TASK DESCRIPTION:
Reproduce every line of the listing as written, apart from the pictures.

━━━ AVAILABLE DATA

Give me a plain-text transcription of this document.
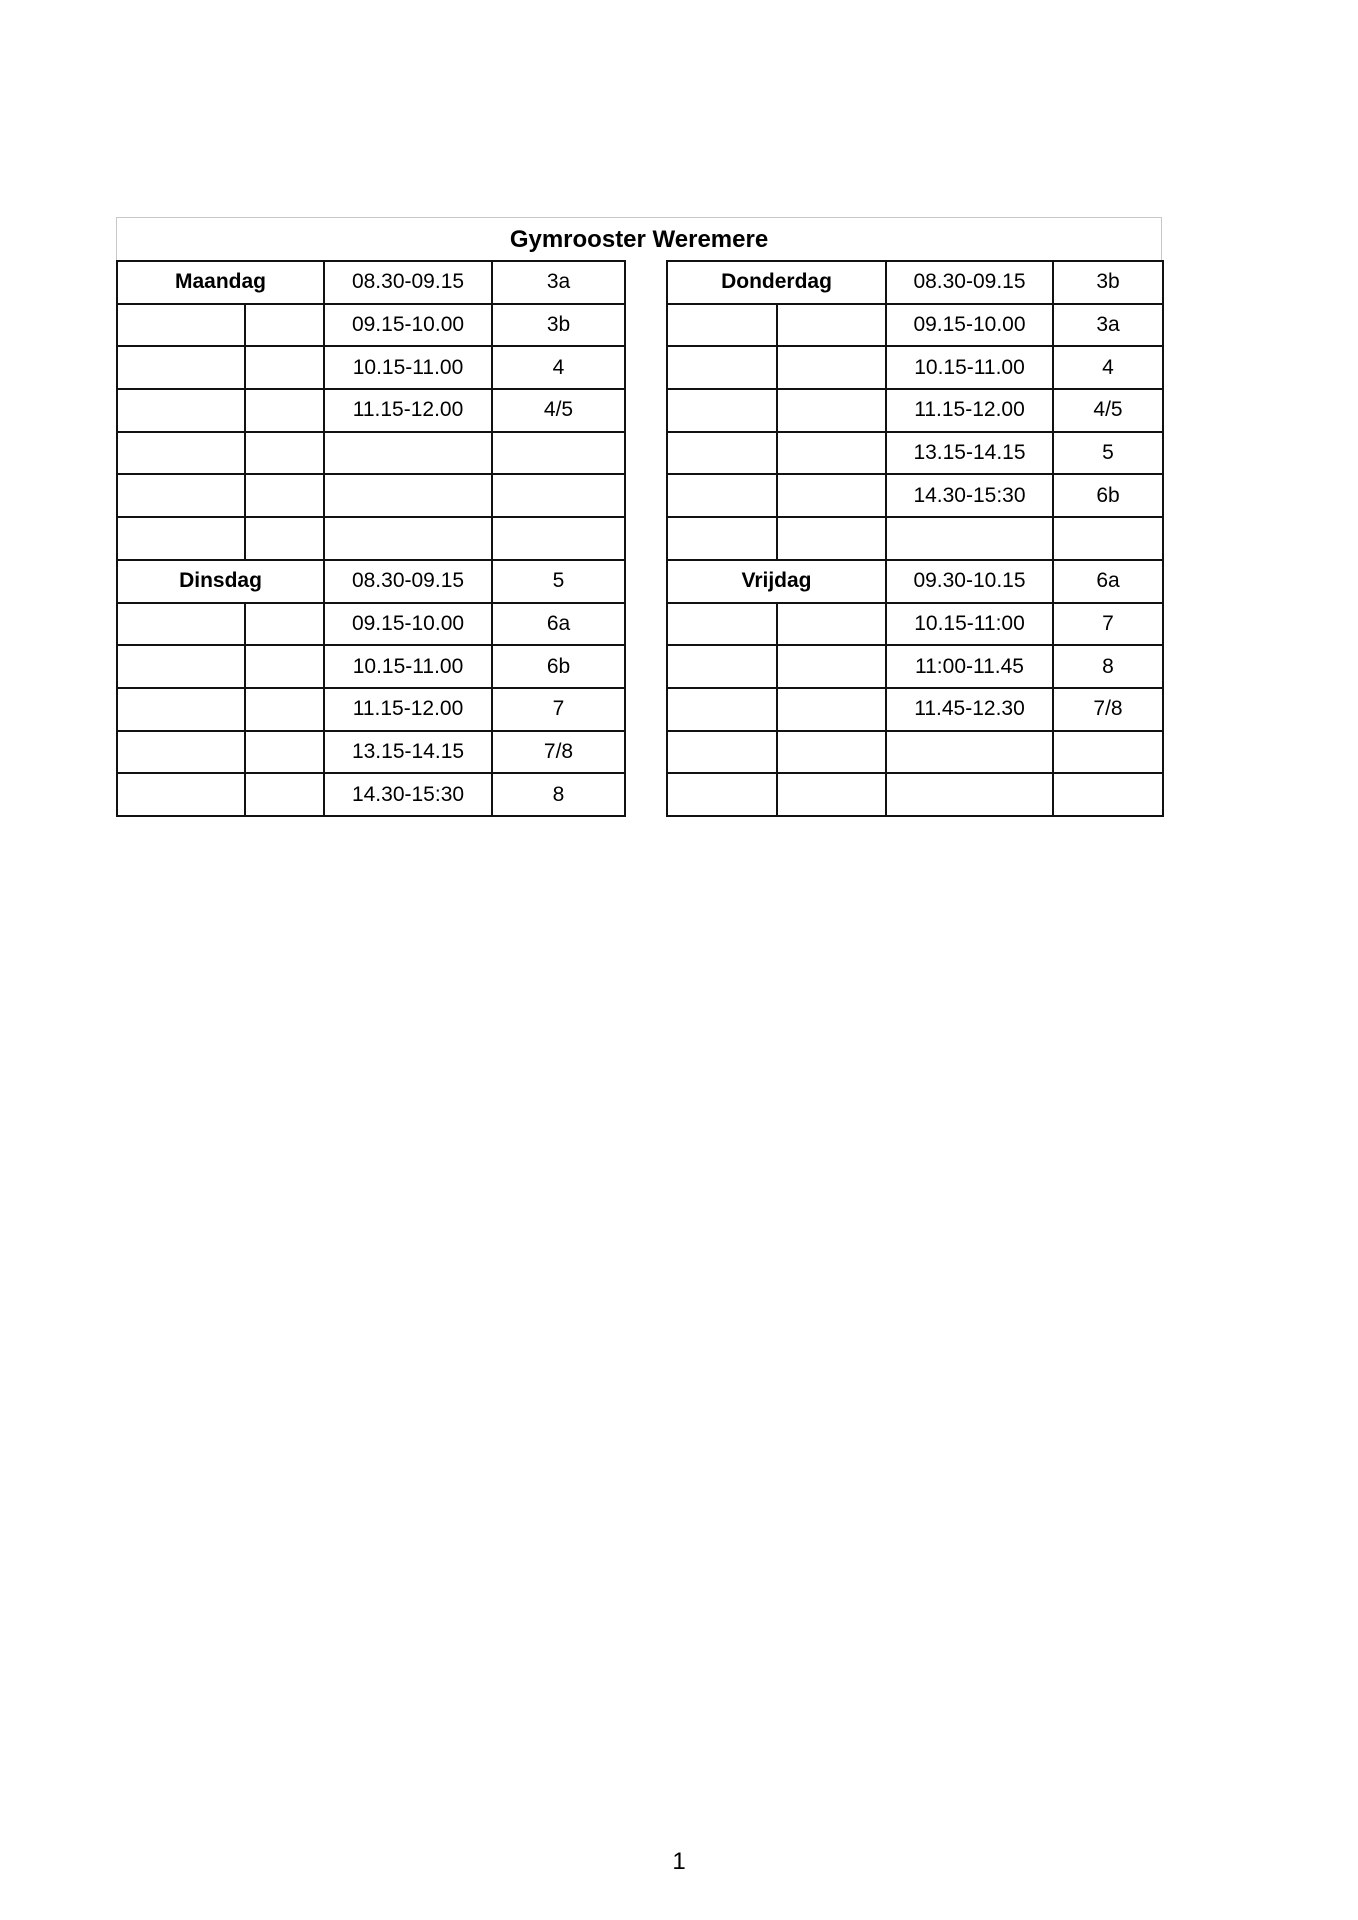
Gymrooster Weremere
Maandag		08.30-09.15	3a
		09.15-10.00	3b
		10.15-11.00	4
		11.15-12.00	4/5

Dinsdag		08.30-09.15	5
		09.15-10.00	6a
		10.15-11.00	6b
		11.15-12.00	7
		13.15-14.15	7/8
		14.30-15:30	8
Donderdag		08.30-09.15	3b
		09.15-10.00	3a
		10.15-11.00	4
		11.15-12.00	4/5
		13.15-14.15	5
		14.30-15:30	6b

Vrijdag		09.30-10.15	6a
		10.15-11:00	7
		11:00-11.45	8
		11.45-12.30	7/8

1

━━━━━━

TASK RESPONSE:
Give me a plain-text transcription of this document.
Gymrooster Weremere
Maandag		08.30-09.15	3a
		09.15-10.00	3b
		10.15-11.00	4
		11.15-12.00	4/5

Dinsdag		08.30-09.15	5
		09.15-10.00	6a
		10.15-11.00	6b
		11.15-12.00	7
		13.15-14.15	7/8
		14.30-15:30	8
Donderdag		08.30-09.15	3b
		09.15-10.00	3a
		10.15-11.00	4
		11.15-12.00	4/5
		13.15-14.15	5
		14.30-15:30	6b

Vrijdag		09.30-10.15	6a
		10.15-11:00	7
		11:00-11.45	8
		11.45-12.30	7/8

1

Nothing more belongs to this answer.